_Request_
Provide the records once more, identical to the original.

····················

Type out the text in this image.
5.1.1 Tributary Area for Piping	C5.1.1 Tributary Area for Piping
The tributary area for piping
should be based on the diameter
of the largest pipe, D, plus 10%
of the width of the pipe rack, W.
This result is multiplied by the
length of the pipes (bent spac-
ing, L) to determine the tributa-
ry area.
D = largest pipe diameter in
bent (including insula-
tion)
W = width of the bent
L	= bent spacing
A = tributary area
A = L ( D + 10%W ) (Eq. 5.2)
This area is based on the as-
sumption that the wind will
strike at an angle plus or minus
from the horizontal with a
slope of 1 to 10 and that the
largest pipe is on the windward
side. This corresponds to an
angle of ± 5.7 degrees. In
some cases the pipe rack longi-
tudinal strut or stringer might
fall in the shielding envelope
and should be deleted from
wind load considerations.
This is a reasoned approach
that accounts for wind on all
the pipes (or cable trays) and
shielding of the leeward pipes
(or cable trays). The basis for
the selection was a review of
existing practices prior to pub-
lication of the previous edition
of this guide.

····················

_Reply to the task_
Type out the text in this image.
5.1.1 Tributary Area for Piping	C5.1.1 Tributary Area for Piping
The tributary area for piping
should be based on the diameter
of the largest pipe, D, plus 10%
of the width of the pipe rack, W.
This result is multiplied by the
length of the pipes (bent spac-
ing, L) to determine the tributa-
ry area.
D = largest pipe diameter in
bent (including insula-
tion)
W = width of the bent
L	= bent spacing
A = tributary area
A = L ( D + 10%W ) (Eq. 5.2)
This area is based on the as-
sumption that the wind will
strike at an angle plus or minus
from the horizontal with a
slope of 1 to 10 and that the
largest pipe is on the windward
side. This corresponds to an
angle of ± 5.7 degrees. In
some cases the pipe rack longi-
tudinal strut or stringer might
fall in the shielding envelope
and should be deleted from
wind load considerations.
This is a reasoned approach
that accounts for wind on all
the pipes (or cable trays) and
shielding of the leeward pipes
(or cable trays). The basis for
the selection was a review of
existing practices prior to pub-
lication of the previous edition
of this guide.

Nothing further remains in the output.